## Start
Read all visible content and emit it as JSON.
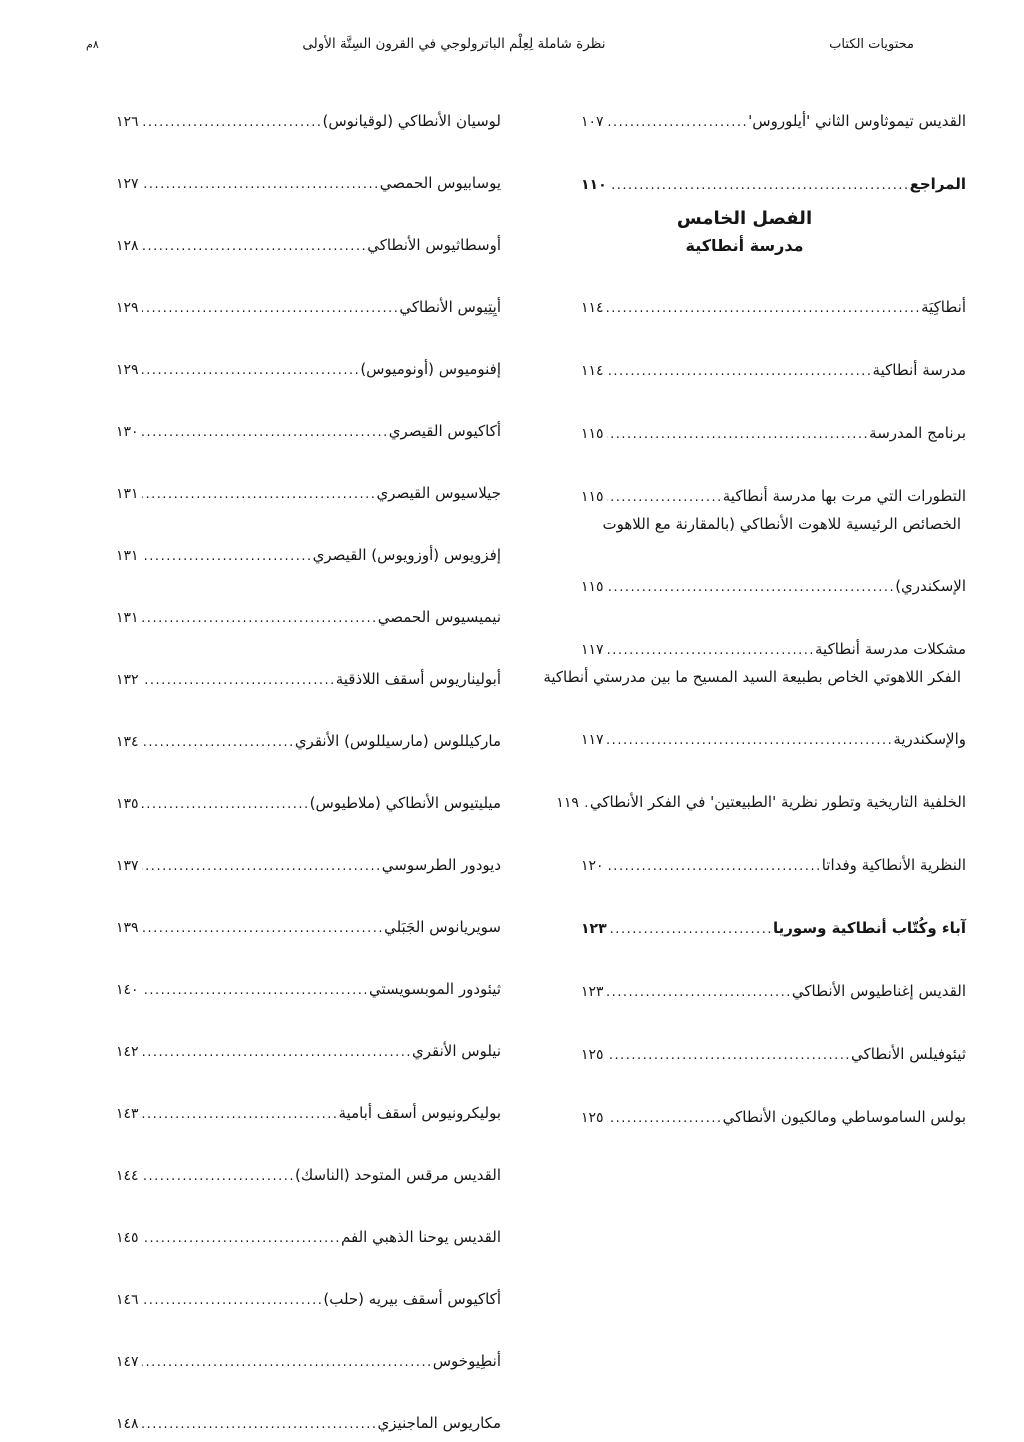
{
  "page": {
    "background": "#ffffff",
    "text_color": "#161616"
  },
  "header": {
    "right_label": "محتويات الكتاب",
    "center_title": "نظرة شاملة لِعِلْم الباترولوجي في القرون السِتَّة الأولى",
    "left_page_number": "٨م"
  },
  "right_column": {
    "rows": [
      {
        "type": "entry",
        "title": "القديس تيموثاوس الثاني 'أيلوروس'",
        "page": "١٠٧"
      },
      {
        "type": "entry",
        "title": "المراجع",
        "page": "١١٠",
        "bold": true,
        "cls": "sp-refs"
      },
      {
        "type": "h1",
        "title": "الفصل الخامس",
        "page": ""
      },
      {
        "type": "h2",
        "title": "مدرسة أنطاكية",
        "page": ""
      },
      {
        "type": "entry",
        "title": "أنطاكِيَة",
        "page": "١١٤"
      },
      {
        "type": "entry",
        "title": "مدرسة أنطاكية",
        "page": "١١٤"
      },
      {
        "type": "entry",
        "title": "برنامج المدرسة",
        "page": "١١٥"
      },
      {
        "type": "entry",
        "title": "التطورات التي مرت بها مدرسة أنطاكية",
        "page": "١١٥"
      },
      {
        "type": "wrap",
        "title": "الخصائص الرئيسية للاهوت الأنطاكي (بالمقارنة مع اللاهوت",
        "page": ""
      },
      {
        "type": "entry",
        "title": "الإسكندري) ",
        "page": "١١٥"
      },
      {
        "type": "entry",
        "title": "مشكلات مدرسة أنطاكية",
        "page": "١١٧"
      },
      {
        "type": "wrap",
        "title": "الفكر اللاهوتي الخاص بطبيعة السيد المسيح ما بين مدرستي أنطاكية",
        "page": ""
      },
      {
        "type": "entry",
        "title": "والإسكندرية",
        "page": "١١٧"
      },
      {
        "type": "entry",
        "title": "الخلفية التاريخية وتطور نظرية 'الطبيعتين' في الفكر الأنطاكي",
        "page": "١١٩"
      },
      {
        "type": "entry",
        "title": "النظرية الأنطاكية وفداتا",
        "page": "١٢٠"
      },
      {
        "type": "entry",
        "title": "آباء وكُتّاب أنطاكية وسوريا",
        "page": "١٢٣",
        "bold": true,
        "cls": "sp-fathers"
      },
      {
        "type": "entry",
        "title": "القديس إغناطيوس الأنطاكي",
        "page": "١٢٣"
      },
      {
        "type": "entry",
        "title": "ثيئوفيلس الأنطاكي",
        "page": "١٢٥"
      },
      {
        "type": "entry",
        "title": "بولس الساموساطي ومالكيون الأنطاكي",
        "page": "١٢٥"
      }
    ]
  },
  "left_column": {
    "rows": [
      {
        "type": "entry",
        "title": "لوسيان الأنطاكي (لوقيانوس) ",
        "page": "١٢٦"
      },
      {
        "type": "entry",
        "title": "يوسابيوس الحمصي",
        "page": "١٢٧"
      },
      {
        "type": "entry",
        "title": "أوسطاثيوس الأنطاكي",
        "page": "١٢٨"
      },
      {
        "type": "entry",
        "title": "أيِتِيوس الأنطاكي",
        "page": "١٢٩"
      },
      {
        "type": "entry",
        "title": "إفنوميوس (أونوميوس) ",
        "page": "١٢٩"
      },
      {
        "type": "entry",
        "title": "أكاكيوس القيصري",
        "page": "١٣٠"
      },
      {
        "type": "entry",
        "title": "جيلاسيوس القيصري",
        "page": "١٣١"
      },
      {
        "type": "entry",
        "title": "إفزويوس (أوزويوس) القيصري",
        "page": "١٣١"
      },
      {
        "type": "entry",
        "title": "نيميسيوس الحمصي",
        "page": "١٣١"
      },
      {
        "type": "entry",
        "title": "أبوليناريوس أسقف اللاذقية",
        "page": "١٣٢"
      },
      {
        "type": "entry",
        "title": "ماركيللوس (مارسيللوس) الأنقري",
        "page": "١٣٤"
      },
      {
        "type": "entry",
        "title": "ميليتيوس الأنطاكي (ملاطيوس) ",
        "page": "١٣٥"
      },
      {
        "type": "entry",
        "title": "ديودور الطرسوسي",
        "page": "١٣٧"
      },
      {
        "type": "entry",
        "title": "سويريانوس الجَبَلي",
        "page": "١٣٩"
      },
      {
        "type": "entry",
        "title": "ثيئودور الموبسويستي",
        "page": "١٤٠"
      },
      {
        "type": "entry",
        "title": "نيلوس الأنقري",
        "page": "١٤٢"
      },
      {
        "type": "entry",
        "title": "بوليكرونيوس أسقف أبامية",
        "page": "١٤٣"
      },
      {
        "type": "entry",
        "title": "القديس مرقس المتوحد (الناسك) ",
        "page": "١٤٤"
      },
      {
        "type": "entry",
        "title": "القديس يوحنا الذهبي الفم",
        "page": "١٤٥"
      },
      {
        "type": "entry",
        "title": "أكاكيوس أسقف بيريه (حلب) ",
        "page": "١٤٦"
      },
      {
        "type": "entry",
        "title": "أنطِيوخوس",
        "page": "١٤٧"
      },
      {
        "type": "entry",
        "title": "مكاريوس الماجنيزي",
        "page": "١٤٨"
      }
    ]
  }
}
## End
## Start
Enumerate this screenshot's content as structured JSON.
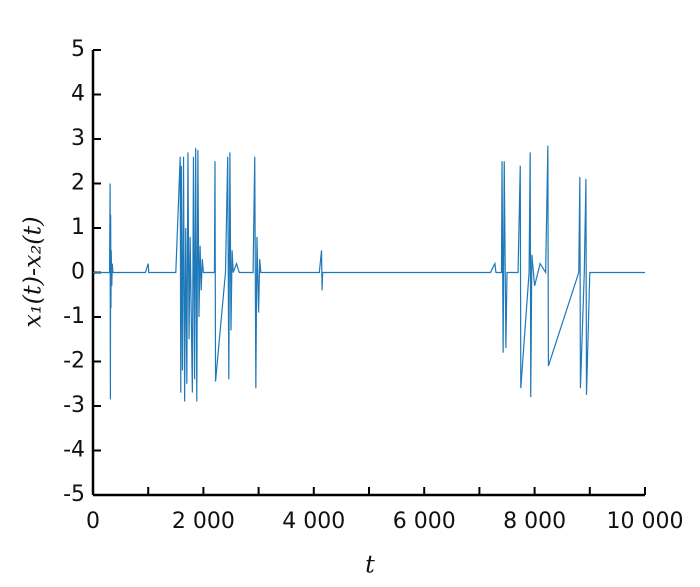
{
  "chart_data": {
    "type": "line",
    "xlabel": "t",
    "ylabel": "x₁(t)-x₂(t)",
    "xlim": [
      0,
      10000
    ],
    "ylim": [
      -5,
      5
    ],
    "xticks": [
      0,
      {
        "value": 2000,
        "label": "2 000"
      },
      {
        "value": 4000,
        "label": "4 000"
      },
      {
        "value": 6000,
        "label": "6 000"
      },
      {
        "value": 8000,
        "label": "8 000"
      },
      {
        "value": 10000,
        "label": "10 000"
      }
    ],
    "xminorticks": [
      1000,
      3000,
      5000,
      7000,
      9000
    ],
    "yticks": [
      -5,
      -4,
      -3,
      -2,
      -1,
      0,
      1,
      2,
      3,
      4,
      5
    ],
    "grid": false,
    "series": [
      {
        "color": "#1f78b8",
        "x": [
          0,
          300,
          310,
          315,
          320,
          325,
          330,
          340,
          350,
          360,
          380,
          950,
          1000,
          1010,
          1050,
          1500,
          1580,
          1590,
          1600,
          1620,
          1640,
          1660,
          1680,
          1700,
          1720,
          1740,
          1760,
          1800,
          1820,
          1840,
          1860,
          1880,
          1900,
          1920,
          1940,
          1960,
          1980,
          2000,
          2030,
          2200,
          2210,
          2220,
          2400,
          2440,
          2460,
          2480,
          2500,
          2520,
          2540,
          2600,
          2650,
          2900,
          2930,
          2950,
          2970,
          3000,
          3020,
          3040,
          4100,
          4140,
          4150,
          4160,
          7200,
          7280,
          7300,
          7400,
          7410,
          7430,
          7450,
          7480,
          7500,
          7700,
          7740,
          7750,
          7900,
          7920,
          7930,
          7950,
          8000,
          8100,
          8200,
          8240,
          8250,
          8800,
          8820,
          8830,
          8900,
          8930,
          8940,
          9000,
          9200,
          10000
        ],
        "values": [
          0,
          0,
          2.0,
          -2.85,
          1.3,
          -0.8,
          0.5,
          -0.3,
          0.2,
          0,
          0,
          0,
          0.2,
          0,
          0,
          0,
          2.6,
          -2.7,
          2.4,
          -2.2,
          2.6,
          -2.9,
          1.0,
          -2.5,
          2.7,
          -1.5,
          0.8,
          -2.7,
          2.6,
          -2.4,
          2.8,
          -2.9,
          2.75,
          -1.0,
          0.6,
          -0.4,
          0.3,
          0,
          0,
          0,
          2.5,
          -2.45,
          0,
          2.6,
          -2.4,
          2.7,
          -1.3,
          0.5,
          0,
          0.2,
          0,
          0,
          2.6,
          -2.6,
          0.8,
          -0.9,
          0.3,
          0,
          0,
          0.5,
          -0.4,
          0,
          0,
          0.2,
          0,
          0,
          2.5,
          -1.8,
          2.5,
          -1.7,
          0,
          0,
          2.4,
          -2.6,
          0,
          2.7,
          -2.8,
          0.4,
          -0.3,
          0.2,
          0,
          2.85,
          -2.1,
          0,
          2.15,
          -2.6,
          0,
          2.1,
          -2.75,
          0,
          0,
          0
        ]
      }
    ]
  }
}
## End
## Start
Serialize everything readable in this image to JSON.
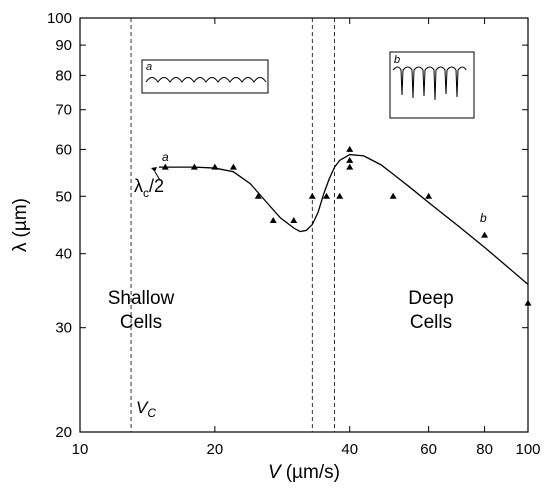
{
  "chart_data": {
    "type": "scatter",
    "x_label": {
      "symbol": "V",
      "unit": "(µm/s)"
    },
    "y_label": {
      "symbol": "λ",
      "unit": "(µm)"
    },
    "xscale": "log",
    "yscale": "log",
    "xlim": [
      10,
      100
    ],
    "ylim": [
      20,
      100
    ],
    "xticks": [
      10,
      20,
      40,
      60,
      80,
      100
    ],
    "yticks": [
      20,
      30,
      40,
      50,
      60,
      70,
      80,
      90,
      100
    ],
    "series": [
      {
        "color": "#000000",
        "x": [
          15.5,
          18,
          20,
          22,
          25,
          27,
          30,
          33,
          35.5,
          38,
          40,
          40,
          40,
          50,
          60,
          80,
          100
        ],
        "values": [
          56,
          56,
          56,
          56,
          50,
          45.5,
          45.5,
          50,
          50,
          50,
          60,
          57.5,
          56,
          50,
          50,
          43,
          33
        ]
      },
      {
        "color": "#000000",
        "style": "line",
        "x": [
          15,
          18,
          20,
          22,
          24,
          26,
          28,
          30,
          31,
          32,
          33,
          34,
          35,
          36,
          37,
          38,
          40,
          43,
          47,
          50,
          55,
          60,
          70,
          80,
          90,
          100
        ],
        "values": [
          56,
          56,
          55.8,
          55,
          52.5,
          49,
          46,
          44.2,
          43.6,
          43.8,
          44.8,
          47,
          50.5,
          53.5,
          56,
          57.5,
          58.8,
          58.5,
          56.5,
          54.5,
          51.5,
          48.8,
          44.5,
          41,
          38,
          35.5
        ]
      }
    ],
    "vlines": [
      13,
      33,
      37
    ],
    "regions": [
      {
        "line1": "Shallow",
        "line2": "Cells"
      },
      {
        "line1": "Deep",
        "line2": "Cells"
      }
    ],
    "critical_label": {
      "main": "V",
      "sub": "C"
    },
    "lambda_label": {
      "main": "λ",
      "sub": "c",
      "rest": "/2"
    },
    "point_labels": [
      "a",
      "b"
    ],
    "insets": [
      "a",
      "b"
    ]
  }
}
## End
Stated goal: Search the records for the word "الحمصي", then list every line that has it.

Task solution:
        "title": "يوسابيوس الحمصي",
        "title": "نيميسيوس الحمصي",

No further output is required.